───── EXTRACTED ENTRIES

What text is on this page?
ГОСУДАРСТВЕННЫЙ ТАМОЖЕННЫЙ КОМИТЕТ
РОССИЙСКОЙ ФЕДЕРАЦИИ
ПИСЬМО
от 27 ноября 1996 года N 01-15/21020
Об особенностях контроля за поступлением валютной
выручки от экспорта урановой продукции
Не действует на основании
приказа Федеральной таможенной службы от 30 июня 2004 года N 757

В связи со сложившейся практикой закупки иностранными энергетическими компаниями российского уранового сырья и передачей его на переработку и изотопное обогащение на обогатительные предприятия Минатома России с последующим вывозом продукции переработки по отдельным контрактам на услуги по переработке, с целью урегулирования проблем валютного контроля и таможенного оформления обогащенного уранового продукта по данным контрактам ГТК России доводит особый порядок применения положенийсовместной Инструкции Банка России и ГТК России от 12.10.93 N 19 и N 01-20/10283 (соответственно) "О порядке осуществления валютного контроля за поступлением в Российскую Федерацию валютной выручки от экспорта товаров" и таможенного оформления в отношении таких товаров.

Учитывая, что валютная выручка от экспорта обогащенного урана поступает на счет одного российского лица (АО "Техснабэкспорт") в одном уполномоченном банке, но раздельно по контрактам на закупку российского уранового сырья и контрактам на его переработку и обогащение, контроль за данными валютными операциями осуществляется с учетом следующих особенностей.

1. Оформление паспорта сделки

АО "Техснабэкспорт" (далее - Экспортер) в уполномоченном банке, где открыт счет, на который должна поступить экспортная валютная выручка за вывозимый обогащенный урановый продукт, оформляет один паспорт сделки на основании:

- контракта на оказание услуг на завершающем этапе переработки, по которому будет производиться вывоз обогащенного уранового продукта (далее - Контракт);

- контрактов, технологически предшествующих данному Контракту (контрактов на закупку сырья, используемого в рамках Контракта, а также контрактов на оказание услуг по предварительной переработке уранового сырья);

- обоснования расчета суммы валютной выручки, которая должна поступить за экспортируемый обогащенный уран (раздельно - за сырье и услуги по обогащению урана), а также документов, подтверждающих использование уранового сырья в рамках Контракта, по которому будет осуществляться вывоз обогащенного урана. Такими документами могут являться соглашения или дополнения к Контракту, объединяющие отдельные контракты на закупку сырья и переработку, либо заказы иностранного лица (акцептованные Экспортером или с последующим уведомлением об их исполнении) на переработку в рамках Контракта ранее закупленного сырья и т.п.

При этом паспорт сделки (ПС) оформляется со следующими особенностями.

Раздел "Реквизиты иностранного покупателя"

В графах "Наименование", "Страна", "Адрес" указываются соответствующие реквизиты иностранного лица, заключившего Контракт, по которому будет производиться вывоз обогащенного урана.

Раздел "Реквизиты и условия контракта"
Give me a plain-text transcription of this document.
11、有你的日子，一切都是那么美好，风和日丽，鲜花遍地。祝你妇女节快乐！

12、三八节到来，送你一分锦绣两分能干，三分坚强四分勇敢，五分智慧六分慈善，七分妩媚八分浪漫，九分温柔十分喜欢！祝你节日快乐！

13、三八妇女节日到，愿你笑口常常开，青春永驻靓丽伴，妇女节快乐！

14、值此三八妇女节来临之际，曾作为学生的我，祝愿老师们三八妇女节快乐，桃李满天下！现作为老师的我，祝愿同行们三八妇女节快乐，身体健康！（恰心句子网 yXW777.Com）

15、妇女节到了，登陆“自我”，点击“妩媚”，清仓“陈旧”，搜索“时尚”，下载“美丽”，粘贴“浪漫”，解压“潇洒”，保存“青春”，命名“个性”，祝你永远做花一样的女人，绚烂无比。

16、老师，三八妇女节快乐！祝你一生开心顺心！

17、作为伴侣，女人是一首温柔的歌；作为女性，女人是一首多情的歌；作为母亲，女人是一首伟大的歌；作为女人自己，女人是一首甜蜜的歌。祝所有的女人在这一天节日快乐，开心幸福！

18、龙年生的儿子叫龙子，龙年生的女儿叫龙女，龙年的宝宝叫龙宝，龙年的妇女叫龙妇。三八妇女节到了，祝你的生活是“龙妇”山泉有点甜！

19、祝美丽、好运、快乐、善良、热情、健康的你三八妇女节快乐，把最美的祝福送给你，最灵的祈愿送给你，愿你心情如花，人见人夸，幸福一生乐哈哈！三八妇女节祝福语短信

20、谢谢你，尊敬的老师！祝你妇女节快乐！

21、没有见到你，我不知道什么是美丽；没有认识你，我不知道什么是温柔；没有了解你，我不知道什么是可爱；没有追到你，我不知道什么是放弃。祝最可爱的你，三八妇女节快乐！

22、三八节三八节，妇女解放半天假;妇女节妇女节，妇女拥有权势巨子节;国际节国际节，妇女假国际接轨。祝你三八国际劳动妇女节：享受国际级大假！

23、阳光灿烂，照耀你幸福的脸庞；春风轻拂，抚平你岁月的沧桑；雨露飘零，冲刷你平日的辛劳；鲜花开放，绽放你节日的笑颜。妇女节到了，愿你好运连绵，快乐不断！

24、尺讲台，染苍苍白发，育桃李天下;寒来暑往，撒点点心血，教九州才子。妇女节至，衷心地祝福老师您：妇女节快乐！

──────────

Extract every line from the one containing "Give me a plain-text" to the end of the entries, including both of those lines, exactly as given and with nothing added.

ANSWER IN FULL:
Give me a plain-text transcription of this document.
11、有你的日子，一切都是那么美好，风和日丽，鲜花遍地。祝你妇女节快乐！

12、三八节到来，送你一分锦绣两分能干，三分坚强四分勇敢，五分智慧六分慈善，七分妩媚八分浪漫，九分温柔十分喜欢！祝你节日快乐！

13、三八妇女节日到，愿你笑口常常开，青春永驻靓丽伴，妇女节快乐！

14、值此三八妇女节来临之际，曾作为学生的我，祝愿老师们三八妇女节快乐，桃李满天下！现作为老师的我，祝愿同行们三八妇女节快乐，身体健康！（恰心句子网 yXW777.Com）

15、妇女节到了，登陆“自我”，点击“妩媚”，清仓“陈旧”，搜索“时尚”，下载“美丽”，粘贴“浪漫”，解压“潇洒”，保存“青春”，命名“个性”，祝你永远做花一样的女人，绚烂无比。

16、老师，三八妇女节快乐！祝你一生开心顺心！

17、作为伴侣，女人是一首温柔的歌；作为女性，女人是一首多情的歌；作为母亲，女人是一首伟大的歌；作为女人自己，女人是一首甜蜜的歌。祝所有的女人在这一天节日快乐，开心幸福！

18、龙年生的儿子叫龙子，龙年生的女儿叫龙女，龙年的宝宝叫龙宝，龙年的妇女叫龙妇。三八妇女节到了，祝你的生活是“龙妇”山泉有点甜！

19、祝美丽、好运、快乐、善良、热情、健康的你三八妇女节快乐，把最美的祝福送给你，最灵的祈愿送给你，愿你心情如花，人见人夸，幸福一生乐哈哈！三八妇女节祝福语短信

20、谢谢你，尊敬的老师！祝你妇女节快乐！

21、没有见到你，我不知道什么是美丽；没有认识你，我不知道什么是温柔；没有了解你，我不知道什么是可爱；没有追到你，我不知道什么是放弃。祝最可爱的你，三八妇女节快乐！

22、三八节三八节，妇女解放半天假;妇女节妇女节，妇女拥有权势巨子节;国际节国际节，妇女假国际接轨。祝你三八国际劳动妇女节：享受国际级大假！

23、阳光灿烂，照耀你幸福的脸庞；春风轻拂，抚平你岁月的沧桑；雨露飘零，冲刷你平日的辛劳；鲜花开放，绽放你节日的笑颜。妇女节到了，愿你好运连绵，快乐不断！

24、尺讲台，染苍苍白发，育桃李天下;寒来暑往，撒点点心血，教九州才子。妇女节至，衷心地祝福老师您：妇女节快乐！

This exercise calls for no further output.